╭──

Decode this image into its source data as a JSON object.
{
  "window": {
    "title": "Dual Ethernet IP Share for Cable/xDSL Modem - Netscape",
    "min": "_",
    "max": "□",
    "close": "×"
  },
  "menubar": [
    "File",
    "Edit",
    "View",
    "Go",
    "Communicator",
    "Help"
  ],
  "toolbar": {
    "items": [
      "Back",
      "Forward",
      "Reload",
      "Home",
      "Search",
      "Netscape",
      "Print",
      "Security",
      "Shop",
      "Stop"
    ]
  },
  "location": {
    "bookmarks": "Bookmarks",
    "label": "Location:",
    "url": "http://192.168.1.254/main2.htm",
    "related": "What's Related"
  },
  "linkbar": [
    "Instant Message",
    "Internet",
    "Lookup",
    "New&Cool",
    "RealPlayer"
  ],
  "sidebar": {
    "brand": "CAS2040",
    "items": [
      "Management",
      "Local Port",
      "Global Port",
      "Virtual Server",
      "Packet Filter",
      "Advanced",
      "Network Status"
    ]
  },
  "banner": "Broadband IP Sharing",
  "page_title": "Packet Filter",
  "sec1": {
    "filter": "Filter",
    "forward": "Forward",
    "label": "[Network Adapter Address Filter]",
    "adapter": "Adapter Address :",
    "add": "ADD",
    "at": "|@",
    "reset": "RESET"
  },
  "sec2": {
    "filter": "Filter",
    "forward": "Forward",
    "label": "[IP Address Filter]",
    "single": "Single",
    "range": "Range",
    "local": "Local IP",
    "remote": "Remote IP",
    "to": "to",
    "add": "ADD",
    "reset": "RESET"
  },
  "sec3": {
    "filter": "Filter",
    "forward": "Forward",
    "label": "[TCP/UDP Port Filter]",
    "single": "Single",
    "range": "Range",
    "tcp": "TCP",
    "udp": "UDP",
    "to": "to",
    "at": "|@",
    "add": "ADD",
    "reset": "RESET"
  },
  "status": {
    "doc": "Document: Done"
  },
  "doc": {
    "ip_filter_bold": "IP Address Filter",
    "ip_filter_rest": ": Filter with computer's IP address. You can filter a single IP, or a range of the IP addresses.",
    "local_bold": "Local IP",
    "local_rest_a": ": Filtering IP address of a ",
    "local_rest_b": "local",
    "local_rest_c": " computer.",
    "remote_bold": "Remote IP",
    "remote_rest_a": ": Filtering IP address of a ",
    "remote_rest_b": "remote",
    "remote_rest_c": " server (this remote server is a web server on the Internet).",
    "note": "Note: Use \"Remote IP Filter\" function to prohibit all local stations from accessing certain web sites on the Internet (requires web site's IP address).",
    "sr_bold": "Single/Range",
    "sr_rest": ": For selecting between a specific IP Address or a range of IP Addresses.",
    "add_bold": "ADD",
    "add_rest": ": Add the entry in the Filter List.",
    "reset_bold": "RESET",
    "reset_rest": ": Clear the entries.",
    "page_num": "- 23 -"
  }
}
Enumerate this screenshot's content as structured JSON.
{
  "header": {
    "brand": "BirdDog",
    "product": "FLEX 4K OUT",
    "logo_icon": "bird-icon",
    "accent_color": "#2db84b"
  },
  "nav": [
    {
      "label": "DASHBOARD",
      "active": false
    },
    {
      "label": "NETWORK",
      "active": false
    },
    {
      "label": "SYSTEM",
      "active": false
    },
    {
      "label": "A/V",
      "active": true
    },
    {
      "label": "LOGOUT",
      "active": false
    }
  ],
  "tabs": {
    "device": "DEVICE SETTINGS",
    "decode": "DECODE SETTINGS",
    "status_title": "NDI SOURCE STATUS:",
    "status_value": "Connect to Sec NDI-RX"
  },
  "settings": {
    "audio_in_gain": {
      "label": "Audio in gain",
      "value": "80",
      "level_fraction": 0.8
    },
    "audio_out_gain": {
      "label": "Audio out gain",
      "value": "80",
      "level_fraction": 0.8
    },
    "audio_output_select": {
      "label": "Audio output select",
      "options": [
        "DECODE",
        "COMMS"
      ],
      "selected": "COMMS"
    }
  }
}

╰──

*Written exercise:*
Reproduce the material above exactly; please quote every line of it.

*Response to the exercise:*
Decode this image into its source data as a JSON object.
{
  "window": {
    "title": "Dual Ethernet IP Share for Cable/xDSL Modem - Netscape",
    "min": "_",
    "max": "□",
    "close": "×"
  },
  "menubar": [
    "File",
    "Edit",
    "View",
    "Go",
    "Communicator",
    "Help"
  ],
  "toolbar": {
    "items": [
      "Back",
      "Forward",
      "Reload",
      "Home",
      "Search",
      "Netscape",
      "Print",
      "Security",
      "Shop",
      "Stop"
    ]
  },
  "location": {
    "bookmarks": "Bookmarks",
    "label": "Location:",
    "url": "http://192.168.1.254/main2.htm",
    "related": "What's Related"
  },
  "linkbar": [
    "Instant Message",
    "Internet",
    "Lookup",
    "New&Cool",
    "RealPlayer"
  ],
  "sidebar": {
    "brand": "CAS2040",
    "items": [
      "Management",
      "Local Port",
      "Global Port",
      "Virtual Server",
      "Packet Filter",
      "Advanced",
      "Network Status"
    ]
  },
  "banner": "Broadband IP Sharing",
  "page_title": "Packet Filter",
  "sec1": {
    "filter": "Filter",
    "forward": "Forward",
    "label": "[Network Adapter Address Filter]",
    "adapter": "Adapter Address :",
    "add": "ADD",
    "at": "|@",
    "reset": "RESET"
  },
  "sec2": {
    "filter": "Filter",
    "forward": "Forward",
    "label": "[IP Address Filter]",
    "single": "Single",
    "range": "Range",
    "local": "Local IP",
    "remote": "Remote IP",
    "to": "to",
    "add": "ADD",
    "reset": "RESET"
  },
  "sec3": {
    "filter": "Filter",
    "forward": "Forward",
    "label": "[TCP/UDP Port Filter]",
    "single": "Single",
    "range": "Range",
    "tcp": "TCP",
    "udp": "UDP",
    "to": "to",
    "at": "|@",
    "add": "ADD",
    "reset": "RESET"
  },
  "status": {
    "doc": "Document: Done"
  },
  "doc": {
    "ip_filter_bold": "IP Address Filter",
    "ip_filter_rest": ": Filter with computer's IP address. You can filter a single IP, or a range of the IP addresses.",
    "local_bold": "Local IP",
    "local_rest_a": ": Filtering IP address of a ",
    "local_rest_b": "local",
    "local_rest_c": " computer.",
    "remote_bold": "Remote IP",
    "remote_rest_a": ": Filtering IP address of a ",
    "remote_rest_b": "remote",
    "remote_rest_c": " server (this remote server is a web server on the Internet).",
    "note": "Note: Use \"Remote IP Filter\" function to prohibit all local stations from accessing certain web sites on the Internet (requires web site's IP address).",
    "sr_bold": "Single/Range",
    "sr_rest": ": For selecting between a specific IP Address or a range of IP Addresses.",
    "add_bold": "ADD",
    "add_rest": ": Add the entry in the Filter List.",
    "reset_bold": "RESET",
    "reset_rest": ": Clear the entries.",
    "page_num": "- 23 -"
  }
}
Enumerate this screenshot's content as structured JSON.
{
  "header": {
    "brand": "BirdDog",
    "product": "FLEX 4K OUT",
    "logo_icon": "bird-icon",
    "accent_color": "#2db84b"
  },
  "nav": [
    {
      "label": "DASHBOARD",
      "active": false
    },
    {
      "label": "NETWORK",
      "active": false
    },
    {
      "label": "SYSTEM",
      "active": false
    },
    {
      "label": "A/V",
      "active": true
    },
    {
      "label": "LOGOUT",
      "active": false
    }
  ],
  "tabs": {
    "device": "DEVICE SETTINGS",
    "decode": "DECODE SETTINGS",
    "status_title": "NDI SOURCE STATUS:",
    "status_value": "Connect to Sec NDI-RX"
  },
  "settings": {
    "audio_in_gain": {
      "label": "Audio in gain",
      "value": "80",
      "level_fraction": 0.8
    },
    "audio_out_gain": {
      "label": "Audio out gain",
      "value": "80",
      "level_fraction": 0.8
    },
    "audio_output_select": {
      "label": "Audio output select",
      "options": [
        "DECODE",
        "COMMS"
      ],
      "selected": "COMMS"
    }
  }
}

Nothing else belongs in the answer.